— BEGIN —

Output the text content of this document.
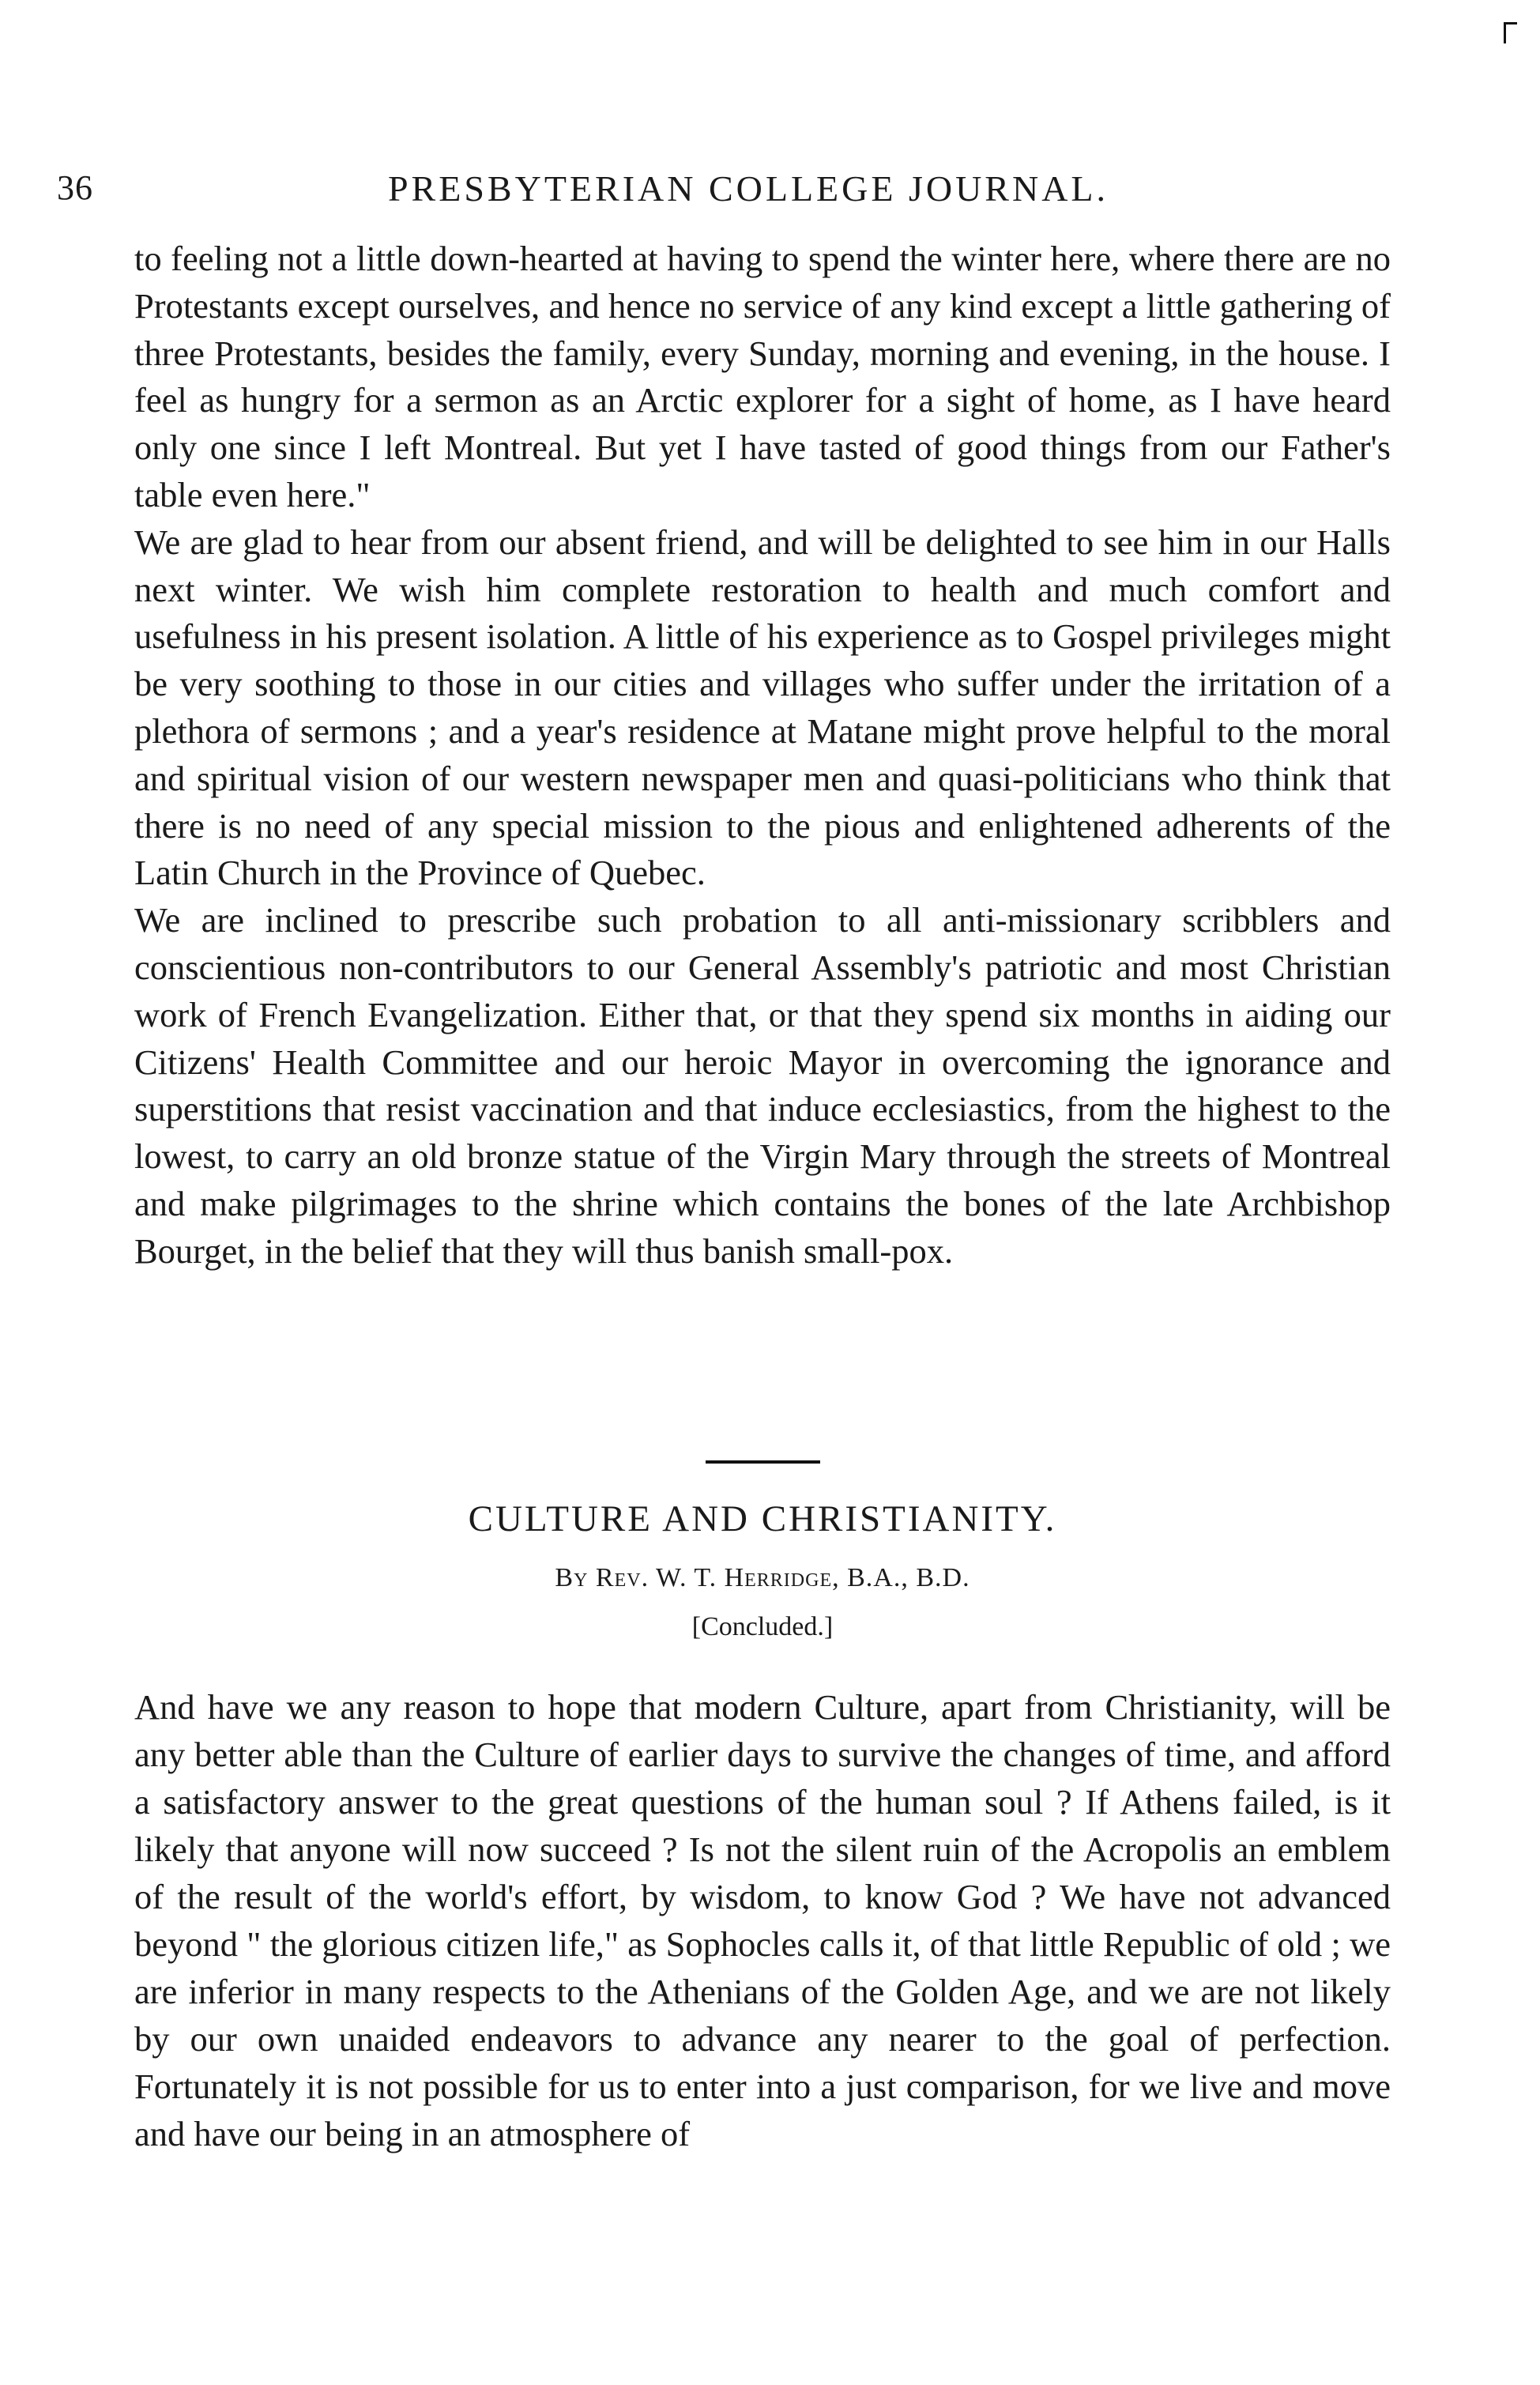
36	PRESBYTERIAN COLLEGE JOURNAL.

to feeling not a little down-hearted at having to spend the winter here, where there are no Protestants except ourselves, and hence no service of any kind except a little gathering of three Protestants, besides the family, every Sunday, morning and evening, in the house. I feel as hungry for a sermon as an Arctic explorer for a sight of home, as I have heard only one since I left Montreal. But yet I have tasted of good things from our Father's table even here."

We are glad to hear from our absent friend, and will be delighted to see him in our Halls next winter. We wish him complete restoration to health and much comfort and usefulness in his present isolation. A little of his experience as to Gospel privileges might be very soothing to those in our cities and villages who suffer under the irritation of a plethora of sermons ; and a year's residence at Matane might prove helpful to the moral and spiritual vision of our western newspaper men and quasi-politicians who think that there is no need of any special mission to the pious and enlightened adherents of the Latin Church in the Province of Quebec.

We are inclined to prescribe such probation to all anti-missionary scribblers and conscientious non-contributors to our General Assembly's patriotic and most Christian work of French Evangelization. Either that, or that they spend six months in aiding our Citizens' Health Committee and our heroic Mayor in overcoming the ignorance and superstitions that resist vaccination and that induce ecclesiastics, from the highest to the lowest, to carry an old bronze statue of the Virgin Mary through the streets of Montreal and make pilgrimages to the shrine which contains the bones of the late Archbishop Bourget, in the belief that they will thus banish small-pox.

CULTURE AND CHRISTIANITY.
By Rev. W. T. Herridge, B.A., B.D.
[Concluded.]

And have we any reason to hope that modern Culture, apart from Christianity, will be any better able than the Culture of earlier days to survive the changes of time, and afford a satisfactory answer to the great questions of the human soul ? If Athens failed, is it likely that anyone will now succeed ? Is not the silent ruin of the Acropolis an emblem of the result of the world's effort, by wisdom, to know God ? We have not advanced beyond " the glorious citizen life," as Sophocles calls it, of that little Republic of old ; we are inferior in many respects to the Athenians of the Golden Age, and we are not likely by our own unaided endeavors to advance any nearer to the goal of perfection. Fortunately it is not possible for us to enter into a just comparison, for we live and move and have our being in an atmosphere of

— END —
— BEGIN —

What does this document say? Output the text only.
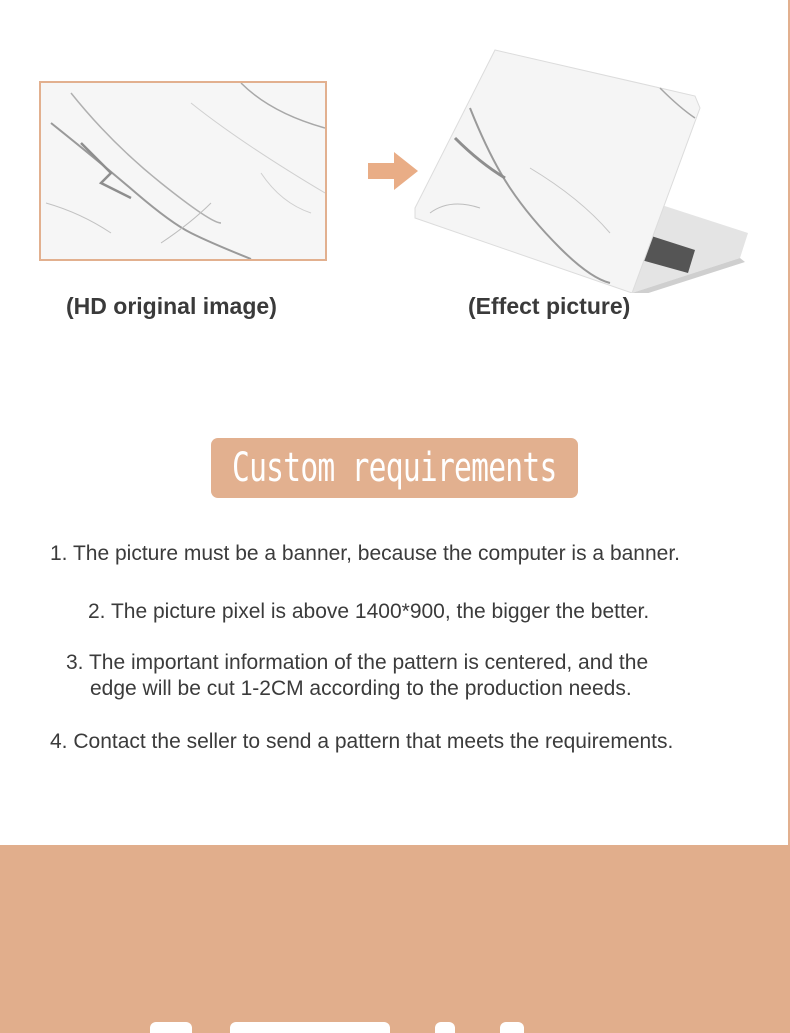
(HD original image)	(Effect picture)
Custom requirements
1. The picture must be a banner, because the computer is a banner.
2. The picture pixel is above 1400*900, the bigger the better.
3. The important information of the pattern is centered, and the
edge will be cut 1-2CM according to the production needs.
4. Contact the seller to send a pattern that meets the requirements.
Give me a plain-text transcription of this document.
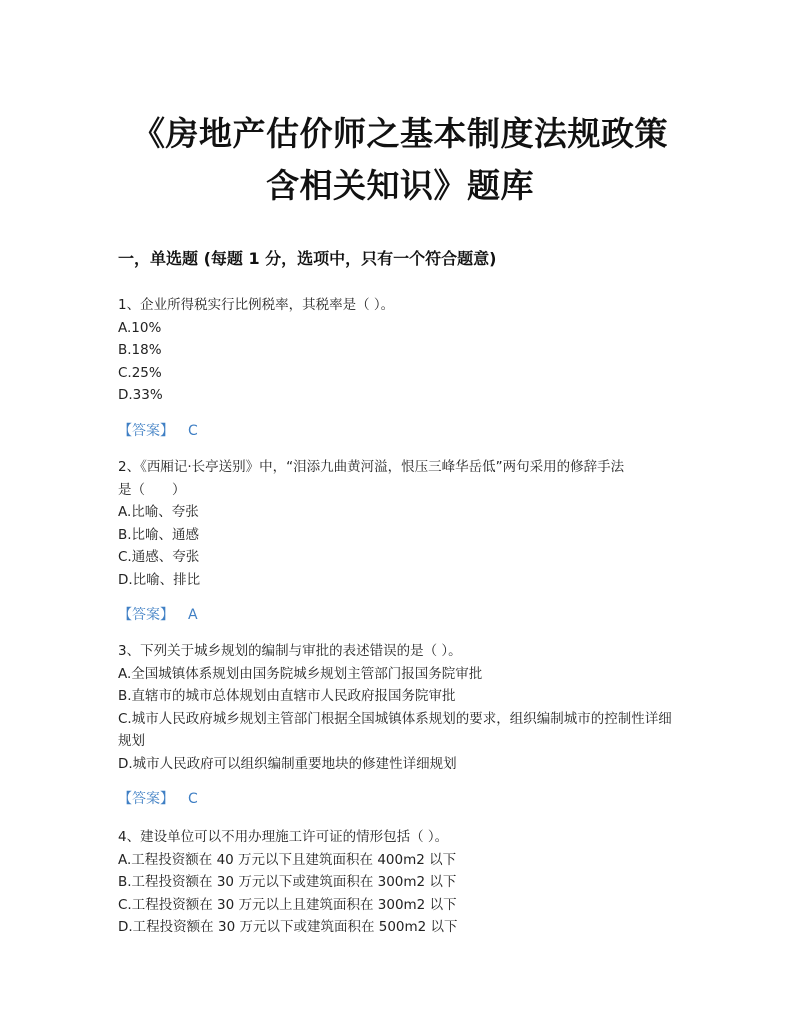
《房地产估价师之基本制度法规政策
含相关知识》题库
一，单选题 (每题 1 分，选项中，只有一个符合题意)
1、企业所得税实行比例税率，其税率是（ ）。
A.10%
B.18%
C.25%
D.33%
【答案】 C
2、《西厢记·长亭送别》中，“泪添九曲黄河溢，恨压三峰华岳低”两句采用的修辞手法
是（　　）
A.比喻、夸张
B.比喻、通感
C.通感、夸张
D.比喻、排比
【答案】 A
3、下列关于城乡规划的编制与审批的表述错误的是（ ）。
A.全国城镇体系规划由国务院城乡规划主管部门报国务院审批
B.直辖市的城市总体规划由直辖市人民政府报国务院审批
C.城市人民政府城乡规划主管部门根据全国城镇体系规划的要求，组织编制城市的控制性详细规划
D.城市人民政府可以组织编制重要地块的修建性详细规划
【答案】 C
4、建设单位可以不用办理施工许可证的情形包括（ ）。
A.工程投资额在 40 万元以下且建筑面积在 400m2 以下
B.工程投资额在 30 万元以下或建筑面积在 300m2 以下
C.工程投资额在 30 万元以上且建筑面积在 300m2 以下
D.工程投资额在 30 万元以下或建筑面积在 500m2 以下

— END —

▶ [Stated problem]: Identify which lines contain the word "工程投资额在" and copy each one.

▶ [Answer to the problem]:
A.工程投资额在 40 万元以下且建筑面积在 400m2 以下
B.工程投资额在 30 万元以下或建筑面积在 300m2 以下
C.工程投资额在 30 万元以上且建筑面积在 300m2 以下
D.工程投资额在 30 万元以下或建筑面积在 500m2 以下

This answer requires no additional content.